[Raw records]
§

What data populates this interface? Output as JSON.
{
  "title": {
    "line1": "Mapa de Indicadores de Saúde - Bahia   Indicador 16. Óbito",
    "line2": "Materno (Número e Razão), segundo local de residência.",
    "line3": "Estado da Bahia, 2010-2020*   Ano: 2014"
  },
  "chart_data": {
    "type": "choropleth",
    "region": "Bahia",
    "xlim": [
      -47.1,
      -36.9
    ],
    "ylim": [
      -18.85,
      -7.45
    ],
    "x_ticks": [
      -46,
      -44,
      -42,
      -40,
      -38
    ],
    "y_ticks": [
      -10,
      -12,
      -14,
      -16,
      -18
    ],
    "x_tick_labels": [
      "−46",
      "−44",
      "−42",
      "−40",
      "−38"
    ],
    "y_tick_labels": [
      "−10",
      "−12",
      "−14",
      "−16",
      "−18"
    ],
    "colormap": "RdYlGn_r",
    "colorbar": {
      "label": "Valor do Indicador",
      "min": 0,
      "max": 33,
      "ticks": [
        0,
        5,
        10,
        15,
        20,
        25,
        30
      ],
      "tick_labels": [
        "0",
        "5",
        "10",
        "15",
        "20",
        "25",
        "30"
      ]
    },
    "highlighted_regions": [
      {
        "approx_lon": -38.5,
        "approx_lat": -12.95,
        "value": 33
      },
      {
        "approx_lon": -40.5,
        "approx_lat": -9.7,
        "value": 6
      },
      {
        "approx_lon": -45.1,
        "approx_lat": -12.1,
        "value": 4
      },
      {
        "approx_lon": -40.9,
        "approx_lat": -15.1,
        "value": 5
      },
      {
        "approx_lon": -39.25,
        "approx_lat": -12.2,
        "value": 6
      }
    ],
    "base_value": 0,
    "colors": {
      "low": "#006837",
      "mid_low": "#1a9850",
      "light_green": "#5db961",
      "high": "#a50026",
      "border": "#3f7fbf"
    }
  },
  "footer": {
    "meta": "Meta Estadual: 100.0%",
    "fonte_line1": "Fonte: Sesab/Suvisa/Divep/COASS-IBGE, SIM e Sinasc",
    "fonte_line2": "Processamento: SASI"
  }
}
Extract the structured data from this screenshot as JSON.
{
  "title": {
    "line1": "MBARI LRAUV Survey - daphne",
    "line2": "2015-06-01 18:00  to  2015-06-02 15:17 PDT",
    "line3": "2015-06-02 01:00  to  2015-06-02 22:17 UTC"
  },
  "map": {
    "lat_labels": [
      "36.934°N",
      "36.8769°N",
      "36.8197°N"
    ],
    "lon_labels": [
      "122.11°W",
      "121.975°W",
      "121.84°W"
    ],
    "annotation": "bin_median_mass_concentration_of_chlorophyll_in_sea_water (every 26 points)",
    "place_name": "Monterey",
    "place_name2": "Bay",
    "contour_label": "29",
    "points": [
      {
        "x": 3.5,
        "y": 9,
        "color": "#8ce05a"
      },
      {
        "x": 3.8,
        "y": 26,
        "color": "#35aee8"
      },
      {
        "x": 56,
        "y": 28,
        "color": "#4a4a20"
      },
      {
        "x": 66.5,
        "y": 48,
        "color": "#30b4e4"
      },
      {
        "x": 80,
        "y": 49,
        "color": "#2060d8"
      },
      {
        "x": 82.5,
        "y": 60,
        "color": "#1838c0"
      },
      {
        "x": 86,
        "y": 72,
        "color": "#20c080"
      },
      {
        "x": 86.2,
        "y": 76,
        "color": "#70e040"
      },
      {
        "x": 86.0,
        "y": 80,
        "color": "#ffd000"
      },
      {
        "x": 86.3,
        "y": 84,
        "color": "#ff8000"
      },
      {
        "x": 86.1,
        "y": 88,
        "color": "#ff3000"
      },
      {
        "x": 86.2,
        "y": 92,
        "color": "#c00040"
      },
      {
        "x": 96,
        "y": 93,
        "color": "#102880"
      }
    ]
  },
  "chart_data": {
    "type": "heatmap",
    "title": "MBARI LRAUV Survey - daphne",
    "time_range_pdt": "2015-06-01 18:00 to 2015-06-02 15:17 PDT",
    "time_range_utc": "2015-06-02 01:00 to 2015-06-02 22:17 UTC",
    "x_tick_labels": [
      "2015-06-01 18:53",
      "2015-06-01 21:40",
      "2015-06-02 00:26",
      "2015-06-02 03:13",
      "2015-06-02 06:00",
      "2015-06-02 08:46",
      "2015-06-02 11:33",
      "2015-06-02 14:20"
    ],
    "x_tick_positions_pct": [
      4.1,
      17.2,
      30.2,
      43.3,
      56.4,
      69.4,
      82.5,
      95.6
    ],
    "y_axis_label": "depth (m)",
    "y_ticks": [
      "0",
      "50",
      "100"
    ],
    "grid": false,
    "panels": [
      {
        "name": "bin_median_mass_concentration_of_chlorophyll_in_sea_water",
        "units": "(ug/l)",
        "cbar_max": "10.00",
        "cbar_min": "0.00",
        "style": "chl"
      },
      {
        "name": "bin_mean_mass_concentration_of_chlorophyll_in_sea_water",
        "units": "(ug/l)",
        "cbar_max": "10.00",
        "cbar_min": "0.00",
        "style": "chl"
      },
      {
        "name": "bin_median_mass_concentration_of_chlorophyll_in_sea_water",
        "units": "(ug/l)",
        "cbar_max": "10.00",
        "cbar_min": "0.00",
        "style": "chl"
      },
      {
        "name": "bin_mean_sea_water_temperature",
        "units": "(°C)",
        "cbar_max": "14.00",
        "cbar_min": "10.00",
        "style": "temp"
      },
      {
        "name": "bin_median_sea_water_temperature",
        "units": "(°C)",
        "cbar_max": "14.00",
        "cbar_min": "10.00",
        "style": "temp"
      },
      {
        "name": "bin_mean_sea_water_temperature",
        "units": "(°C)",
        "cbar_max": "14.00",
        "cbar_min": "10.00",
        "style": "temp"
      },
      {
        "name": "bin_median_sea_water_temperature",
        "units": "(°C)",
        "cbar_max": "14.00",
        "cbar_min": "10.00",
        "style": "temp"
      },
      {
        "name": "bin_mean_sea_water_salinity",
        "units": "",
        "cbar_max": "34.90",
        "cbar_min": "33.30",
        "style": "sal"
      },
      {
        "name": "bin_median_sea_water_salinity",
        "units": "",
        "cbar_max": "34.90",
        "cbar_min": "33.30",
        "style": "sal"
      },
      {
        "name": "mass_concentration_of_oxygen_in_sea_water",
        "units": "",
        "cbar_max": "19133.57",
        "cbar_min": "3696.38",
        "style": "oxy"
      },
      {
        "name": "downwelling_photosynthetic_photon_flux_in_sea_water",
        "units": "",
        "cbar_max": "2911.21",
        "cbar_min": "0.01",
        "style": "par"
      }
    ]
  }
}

§

● Written request
Transcribe all of the material exactly. Omit nothing.

● Task response
What data populates this interface? Output as JSON.
{
  "title": {
    "line1": "Mapa de Indicadores de Saúde - Bahia   Indicador 16. Óbito",
    "line2": "Materno (Número e Razão), segundo local de residência.",
    "line3": "Estado da Bahia, 2010-2020*   Ano: 2014"
  },
  "chart_data": {
    "type": "choropleth",
    "region": "Bahia",
    "xlim": [
      -47.1,
      -36.9
    ],
    "ylim": [
      -18.85,
      -7.45
    ],
    "x_ticks": [
      -46,
      -44,
      -42,
      -40,
      -38
    ],
    "y_ticks": [
      -10,
      -12,
      -14,
      -16,
      -18
    ],
    "x_tick_labels": [
      "−46",
      "−44",
      "−42",
      "−40",
      "−38"
    ],
    "y_tick_labels": [
      "−10",
      "−12",
      "−14",
      "−16",
      "−18"
    ],
    "colormap": "RdYlGn_r",
    "colorbar": {
      "label": "Valor do Indicador",
      "min": 0,
      "max": 33,
      "ticks": [
        0,
        5,
        10,
        15,
        20,
        25,
        30
      ],
      "tick_labels": [
        "0",
        "5",
        "10",
        "15",
        "20",
        "25",
        "30"
      ]
    },
    "highlighted_regions": [
      {
        "approx_lon": -38.5,
        "approx_lat": -12.95,
        "value": 33
      },
      {
        "approx_lon": -40.5,
        "approx_lat": -9.7,
        "value": 6
      },
      {
        "approx_lon": -45.1,
        "approx_lat": -12.1,
        "value": 4
      },
      {
        "approx_lon": -40.9,
        "approx_lat": -15.1,
        "value": 5
      },
      {
        "approx_lon": -39.25,
        "approx_lat": -12.2,
        "value": 6
      }
    ],
    "base_value": 0,
    "colors": {
      "low": "#006837",
      "mid_low": "#1a9850",
      "light_green": "#5db961",
      "high": "#a50026",
      "border": "#3f7fbf"
    }
  },
  "footer": {
    "meta": "Meta Estadual: 100.0%",
    "fonte_line1": "Fonte: Sesab/Suvisa/Divep/COASS-IBGE, SIM e Sinasc",
    "fonte_line2": "Processamento: SASI"
  }
}
Extract the structured data from this screenshot as JSON.
{
  "title": {
    "line1": "MBARI LRAUV Survey - daphne",
    "line2": "2015-06-01 18:00  to  2015-06-02 15:17 PDT",
    "line3": "2015-06-02 01:00  to  2015-06-02 22:17 UTC"
  },
  "map": {
    "lat_labels": [
      "36.934°N",
      "36.8769°N",
      "36.8197°N"
    ],
    "lon_labels": [
      "122.11°W",
      "121.975°W",
      "121.84°W"
    ],
    "annotation": "bin_median_mass_concentration_of_chlorophyll_in_sea_water (every 26 points)",
    "place_name": "Monterey",
    "place_name2": "Bay",
    "contour_label": "29",
    "points": [
      {
        "x": 3.5,
        "y": 9,
        "color": "#8ce05a"
      },
      {
        "x": 3.8,
        "y": 26,
        "color": "#35aee8"
      },
      {
        "x": 56,
        "y": 28,
        "color": "#4a4a20"
      },
      {
        "x": 66.5,
        "y": 48,
        "color": "#30b4e4"
      },
      {
        "x": 80,
        "y": 49,
        "color": "#2060d8"
      },
      {
        "x": 82.5,
        "y": 60,
        "color": "#1838c0"
      },
      {
        "x": 86,
        "y": 72,
        "color": "#20c080"
      },
      {
        "x": 86.2,
        "y": 76,
        "color": "#70e040"
      },
      {
        "x": 86.0,
        "y": 80,
        "color": "#ffd000"
      },
      {
        "x": 86.3,
        "y": 84,
        "color": "#ff8000"
      },
      {
        "x": 86.1,
        "y": 88,
        "color": "#ff3000"
      },
      {
        "x": 86.2,
        "y": 92,
        "color": "#c00040"
      },
      {
        "x": 96,
        "y": 93,
        "color": "#102880"
      }
    ]
  },
  "chart_data": {
    "type": "heatmap",
    "title": "MBARI LRAUV Survey - daphne",
    "time_range_pdt": "2015-06-01 18:00 to 2015-06-02 15:17 PDT",
    "time_range_utc": "2015-06-02 01:00 to 2015-06-02 22:17 UTC",
    "x_tick_labels": [
      "2015-06-01 18:53",
      "2015-06-01 21:40",
      "2015-06-02 00:26",
      "2015-06-02 03:13",
      "2015-06-02 06:00",
      "2015-06-02 08:46",
      "2015-06-02 11:33",
      "2015-06-02 14:20"
    ],
    "x_tick_positions_pct": [
      4.1,
      17.2,
      30.2,
      43.3,
      56.4,
      69.4,
      82.5,
      95.6
    ],
    "y_axis_label": "depth (m)",
    "y_ticks": [
      "0",
      "50",
      "100"
    ],
    "grid": false,
    "panels": [
      {
        "name": "bin_median_mass_concentration_of_chlorophyll_in_sea_water",
        "units": "(ug/l)",
        "cbar_max": "10.00",
        "cbar_min": "0.00",
        "style": "chl"
      },
      {
        "name": "bin_mean_mass_concentration_of_chlorophyll_in_sea_water",
        "units": "(ug/l)",
        "cbar_max": "10.00",
        "cbar_min": "0.00",
        "style": "chl"
      },
      {
        "name": "bin_median_mass_concentration_of_chlorophyll_in_sea_water",
        "units": "(ug/l)",
        "cbar_max": "10.00",
        "cbar_min": "0.00",
        "style": "chl"
      },
      {
        "name": "bin_mean_sea_water_temperature",
        "units": "(°C)",
        "cbar_max": "14.00",
        "cbar_min": "10.00",
        "style": "temp"
      },
      {
        "name": "bin_median_sea_water_temperature",
        "units": "(°C)",
        "cbar_max": "14.00",
        "cbar_min": "10.00",
        "style": "temp"
      },
      {
        "name": "bin_mean_sea_water_temperature",
        "units": "(°C)",
        "cbar_max": "14.00",
        "cbar_min": "10.00",
        "style": "temp"
      },
      {
        "name": "bin_median_sea_water_temperature",
        "units": "(°C)",
        "cbar_max": "14.00",
        "cbar_min": "10.00",
        "style": "temp"
      },
      {
        "name": "bin_mean_sea_water_salinity",
        "units": "",
        "cbar_max": "34.90",
        "cbar_min": "33.30",
        "style": "sal"
      },
      {
        "name": "bin_median_sea_water_salinity",
        "units": "",
        "cbar_max": "34.90",
        "cbar_min": "33.30",
        "style": "sal"
      },
      {
        "name": "mass_concentration_of_oxygen_in_sea_water",
        "units": "",
        "cbar_max": "19133.57",
        "cbar_min": "3696.38",
        "style": "oxy"
      },
      {
        "name": "downwelling_photosynthetic_photon_flux_in_sea_water",
        "units": "",
        "cbar_max": "2911.21",
        "cbar_min": "0.01",
        "style": "par"
      }
    ]
  }
}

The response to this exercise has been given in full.